A política de pesquisa melhorou no período petista com duas visões diferentes. No período Lula, a ideia – pensada ou improvisada, tanto faz – era de que liberar as forças da sociedade civil era suficiente para que o tanto reprimido pela falta de investimento se mostrasse produtivo e o Brasil, pela via da bricolagem e da criatividade dos seus habitantes, apresentasse um novo modelo de desenvolvimento. Uma política mais rigorosamente democrática, elaborada de baixo para cima, tal como ocorrera também, por exemplo, com os Pontos de Cultura. No período Dilma, o investimento atrelou-se a uma noção desenvolvimentista de impulsão do Brasil como potência mundial dos BRICS, associando aos países asiáticos o grande salto. A visão era mais tecnocrática. A pesquisa, por exemplo, realçava a importância das engenharias para a construção de uma nova infraestrutura nacional, bastando lembrar por exemplo da exclusão das humanidades do programa Ciências sem Fronteiras.
Como tudo no governo Dilma, contudo, “faltou combinar com os russos”. A aliança com os grandes empresários na “Agenda FIESP” acabou naufragando pela falta das condições políticas que supostamente estariam presentes e, com a mudança do eixo de avaliação para a austeridade a partir de 2014, o equilíbrio fiscal entrou em colapso, gerando cortes orçamentários que acabaram interrompendo projetos de longo prazo. Se o desenvolvimentismo foi um “ensaio”, dá para dizer que não ultrapassou um curto período de tempo, foi feito de modo desorganizado (a decisão voluntarista de Dilma sobre o Ciência sem Fronteiras é um exemplo claro) e deixou a aparência de puro wishful thinking, pois não foram criadas as condições políticas, econômicas e sociais para seu prolongamento.
O duro é que não há projeto algum alternativo a isso. Os liberais sonham com a extinção da gratuidade das universidades públicas – que são os principais polos de pesquisa e inovação no Brasil – em um cenário norte-americano de grandes fundações da sociedade civil financiando pesquisa, fingindo não se dar conta que a elite brasileira é fundamentalmente extrativista e que não é um acaso que nada disso exista.
Outras vezes, o projeto educacional inspira-se na Coreia do Sul, por exemplo, como se não houvesse diferenças antropológicas imensas e tudo pudesse ser medido por números e planilhas, sem pensar no próprio aspecto qualitativo do que significa desenvolvimento.
Ainda carecemos drasticamente de uma imagem de política educacional consistente e bem estruturada, pensada de baixo para cima e levando em consideração as variáveis antropológicas que caracterizam a nossa ideia de “bem viver” para além das métricas economicistas que preponderam tanto na direita quanto na esquerda.

▸ SUAS INSTRUÇÕES:
Dê seguimento ao texto acima sobre a política de pesquisa no Brasil, começando logo após a última frase.

▸ LINHAS DE DADOS:
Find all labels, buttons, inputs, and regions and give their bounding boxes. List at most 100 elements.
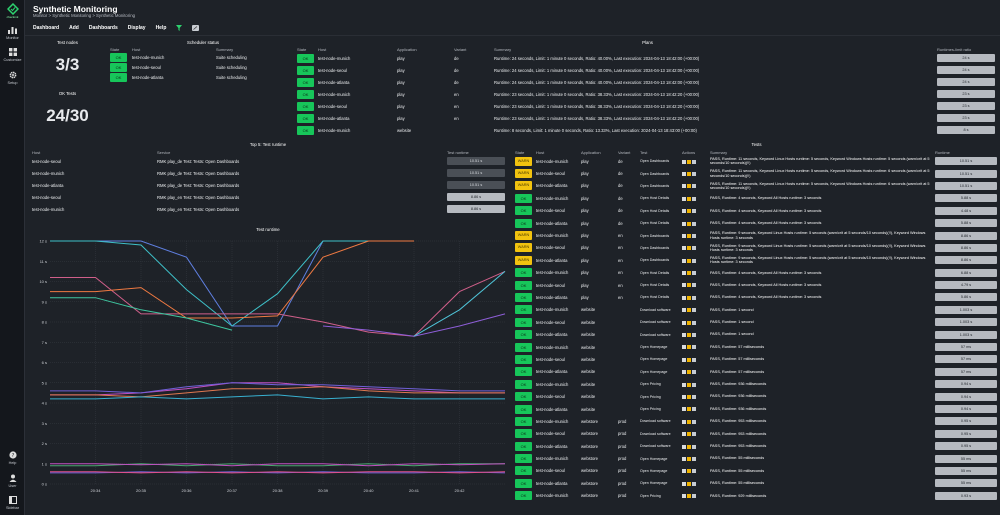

▸ RESULTADO DO EXERCÍCIO:
Rudá Ricci – As projeções em relação a este corte são assustadoras. O corte de R$ 580 milhões atinge 200 mil bolsistas. Atinge o Programa Institucional de Bolsas de Iniciação à Docência - Pibid, o Programa de Residência Pedagógica e o Programa Nacional de Formação de Professores da Educação Básica - Parfor, cuja previsão é de atingir 105 mil bolsistas em 2019. Programas de fomento às pesquisas de mestrado, doutorado e pós-doutorado contarão com 93 mil estudantes e pesquisadores bolsistas para o próximo ano. O governo Temer será lembrado como o maior desastre para as políticas públicas do Brasil em toda nossa história.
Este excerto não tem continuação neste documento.